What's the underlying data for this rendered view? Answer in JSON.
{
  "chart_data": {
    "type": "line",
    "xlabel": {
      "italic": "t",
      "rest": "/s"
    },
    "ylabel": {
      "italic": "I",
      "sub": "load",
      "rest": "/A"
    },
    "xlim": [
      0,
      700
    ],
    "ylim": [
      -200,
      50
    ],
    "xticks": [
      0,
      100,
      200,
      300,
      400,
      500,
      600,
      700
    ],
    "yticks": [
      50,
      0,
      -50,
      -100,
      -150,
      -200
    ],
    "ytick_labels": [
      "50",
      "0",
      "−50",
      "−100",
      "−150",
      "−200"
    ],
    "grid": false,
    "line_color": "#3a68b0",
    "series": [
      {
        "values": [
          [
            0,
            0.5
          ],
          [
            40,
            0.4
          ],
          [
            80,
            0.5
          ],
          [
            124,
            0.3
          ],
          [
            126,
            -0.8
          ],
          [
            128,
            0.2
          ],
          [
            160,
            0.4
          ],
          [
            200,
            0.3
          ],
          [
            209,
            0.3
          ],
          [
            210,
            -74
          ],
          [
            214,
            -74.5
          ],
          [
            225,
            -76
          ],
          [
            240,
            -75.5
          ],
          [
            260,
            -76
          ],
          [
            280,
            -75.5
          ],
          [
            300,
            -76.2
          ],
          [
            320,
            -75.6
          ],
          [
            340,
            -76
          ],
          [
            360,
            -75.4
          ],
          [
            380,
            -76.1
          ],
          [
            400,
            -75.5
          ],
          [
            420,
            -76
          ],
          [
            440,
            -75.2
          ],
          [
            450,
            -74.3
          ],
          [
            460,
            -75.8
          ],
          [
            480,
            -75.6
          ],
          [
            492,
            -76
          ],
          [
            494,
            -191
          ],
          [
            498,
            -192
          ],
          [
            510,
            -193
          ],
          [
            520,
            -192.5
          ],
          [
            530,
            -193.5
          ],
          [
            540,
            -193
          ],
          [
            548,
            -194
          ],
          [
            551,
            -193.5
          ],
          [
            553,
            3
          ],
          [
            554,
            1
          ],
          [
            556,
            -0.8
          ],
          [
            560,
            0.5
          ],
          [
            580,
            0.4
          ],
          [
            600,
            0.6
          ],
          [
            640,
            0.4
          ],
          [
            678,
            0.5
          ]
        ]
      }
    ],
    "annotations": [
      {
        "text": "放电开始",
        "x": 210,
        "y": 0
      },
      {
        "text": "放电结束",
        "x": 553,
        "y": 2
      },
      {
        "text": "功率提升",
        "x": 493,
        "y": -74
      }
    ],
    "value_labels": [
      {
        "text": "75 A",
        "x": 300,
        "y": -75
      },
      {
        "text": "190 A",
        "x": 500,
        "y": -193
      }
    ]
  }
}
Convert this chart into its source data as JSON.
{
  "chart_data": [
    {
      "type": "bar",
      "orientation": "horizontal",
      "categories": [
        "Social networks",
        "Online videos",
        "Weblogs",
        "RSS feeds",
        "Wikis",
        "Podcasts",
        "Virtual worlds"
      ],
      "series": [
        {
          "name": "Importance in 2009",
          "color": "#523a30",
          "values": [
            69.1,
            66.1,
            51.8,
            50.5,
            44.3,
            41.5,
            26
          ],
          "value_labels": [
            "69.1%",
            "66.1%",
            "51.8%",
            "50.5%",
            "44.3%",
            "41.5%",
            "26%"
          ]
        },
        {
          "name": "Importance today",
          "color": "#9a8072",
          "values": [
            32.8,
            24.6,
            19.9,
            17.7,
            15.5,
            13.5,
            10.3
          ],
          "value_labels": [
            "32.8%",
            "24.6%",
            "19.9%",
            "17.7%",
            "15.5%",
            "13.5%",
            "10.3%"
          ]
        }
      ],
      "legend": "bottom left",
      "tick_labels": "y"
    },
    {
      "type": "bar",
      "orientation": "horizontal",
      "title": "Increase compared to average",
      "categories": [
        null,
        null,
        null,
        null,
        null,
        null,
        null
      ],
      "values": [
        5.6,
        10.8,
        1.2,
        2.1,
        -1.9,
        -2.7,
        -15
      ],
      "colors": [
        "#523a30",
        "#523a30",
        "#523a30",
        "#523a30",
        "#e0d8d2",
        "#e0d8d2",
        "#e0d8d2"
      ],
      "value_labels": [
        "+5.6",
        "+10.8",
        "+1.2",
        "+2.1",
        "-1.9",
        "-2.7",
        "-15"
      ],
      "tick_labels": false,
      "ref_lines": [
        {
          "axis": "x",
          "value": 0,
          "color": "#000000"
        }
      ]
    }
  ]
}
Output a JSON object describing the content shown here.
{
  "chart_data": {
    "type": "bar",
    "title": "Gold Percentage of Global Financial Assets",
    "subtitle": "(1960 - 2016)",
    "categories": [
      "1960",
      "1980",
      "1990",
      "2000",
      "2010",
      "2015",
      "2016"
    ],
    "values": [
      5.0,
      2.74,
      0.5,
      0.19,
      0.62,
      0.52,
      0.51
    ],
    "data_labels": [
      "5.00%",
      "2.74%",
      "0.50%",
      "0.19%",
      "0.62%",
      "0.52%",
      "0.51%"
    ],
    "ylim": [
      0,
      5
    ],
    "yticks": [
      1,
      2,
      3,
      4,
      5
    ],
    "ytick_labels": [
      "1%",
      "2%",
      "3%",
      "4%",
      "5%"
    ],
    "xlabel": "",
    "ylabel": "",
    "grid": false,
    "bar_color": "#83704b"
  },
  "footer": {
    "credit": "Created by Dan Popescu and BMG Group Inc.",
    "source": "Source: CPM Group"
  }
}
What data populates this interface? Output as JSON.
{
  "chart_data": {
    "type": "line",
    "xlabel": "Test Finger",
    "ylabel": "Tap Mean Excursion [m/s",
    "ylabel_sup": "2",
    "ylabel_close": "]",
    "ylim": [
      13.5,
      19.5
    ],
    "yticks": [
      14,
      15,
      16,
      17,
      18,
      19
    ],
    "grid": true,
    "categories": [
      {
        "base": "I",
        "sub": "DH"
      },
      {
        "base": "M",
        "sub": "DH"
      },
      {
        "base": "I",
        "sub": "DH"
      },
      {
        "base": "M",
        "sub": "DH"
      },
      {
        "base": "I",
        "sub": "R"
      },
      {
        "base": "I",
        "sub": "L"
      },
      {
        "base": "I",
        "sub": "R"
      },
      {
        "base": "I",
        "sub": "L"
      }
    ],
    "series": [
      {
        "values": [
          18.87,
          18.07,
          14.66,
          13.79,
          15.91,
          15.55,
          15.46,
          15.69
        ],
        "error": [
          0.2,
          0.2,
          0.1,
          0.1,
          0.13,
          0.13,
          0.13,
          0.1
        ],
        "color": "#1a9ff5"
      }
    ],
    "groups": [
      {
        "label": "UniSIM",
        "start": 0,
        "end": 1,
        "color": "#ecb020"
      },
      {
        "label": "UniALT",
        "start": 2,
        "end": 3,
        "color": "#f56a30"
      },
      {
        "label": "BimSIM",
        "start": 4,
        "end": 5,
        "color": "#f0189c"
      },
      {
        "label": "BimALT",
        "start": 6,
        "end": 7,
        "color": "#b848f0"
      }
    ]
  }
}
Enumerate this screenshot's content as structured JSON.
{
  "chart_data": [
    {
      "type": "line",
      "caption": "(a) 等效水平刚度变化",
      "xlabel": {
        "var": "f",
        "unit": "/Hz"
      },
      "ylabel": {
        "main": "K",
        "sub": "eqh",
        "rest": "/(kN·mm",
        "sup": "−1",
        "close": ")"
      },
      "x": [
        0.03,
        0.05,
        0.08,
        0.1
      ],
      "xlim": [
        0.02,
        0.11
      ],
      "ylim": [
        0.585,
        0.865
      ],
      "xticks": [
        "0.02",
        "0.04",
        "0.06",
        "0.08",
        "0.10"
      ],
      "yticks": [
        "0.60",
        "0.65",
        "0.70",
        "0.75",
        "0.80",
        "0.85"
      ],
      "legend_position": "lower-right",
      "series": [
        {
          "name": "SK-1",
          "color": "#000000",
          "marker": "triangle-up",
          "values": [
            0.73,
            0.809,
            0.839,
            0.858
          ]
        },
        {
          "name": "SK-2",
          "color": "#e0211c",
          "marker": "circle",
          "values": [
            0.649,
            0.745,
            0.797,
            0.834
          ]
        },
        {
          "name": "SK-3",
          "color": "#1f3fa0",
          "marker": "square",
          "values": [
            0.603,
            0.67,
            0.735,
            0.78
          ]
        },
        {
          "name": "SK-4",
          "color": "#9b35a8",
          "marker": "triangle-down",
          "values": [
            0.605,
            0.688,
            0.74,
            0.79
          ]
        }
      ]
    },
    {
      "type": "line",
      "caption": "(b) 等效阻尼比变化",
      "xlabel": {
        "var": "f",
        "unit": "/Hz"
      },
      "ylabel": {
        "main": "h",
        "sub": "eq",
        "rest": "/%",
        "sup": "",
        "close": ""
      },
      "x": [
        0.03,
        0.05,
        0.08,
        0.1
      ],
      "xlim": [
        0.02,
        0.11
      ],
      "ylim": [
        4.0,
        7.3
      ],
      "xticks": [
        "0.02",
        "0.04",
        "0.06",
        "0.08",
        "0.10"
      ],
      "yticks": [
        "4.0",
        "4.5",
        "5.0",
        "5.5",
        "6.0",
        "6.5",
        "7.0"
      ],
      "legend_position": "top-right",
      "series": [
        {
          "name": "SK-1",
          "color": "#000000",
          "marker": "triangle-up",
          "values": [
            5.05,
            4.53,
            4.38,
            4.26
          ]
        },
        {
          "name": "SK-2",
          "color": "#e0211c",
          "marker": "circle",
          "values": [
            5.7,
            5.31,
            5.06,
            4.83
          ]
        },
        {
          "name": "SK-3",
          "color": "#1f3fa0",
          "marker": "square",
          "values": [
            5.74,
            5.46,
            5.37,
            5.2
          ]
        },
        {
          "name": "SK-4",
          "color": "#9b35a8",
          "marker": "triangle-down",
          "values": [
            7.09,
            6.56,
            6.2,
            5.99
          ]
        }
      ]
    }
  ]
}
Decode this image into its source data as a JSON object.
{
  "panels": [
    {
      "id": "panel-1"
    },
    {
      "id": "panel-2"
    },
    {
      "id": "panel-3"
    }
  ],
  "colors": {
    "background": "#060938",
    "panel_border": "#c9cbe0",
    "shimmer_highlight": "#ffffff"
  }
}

# # # # # # #

Everything from the line that contains "Decode this image" through the end of the records must be duplicated exactly, and nothing outside that range.

Decode this image into its source data as a JSON object.
{
  "panels": [
    {
      "id": "panel-1"
    },
    {
      "id": "panel-2"
    },
    {
      "id": "panel-3"
    }
  ],
  "colors": {
    "background": "#060938",
    "panel_border": "#c9cbe0",
    "shimmer_highlight": "#ffffff"
  }
}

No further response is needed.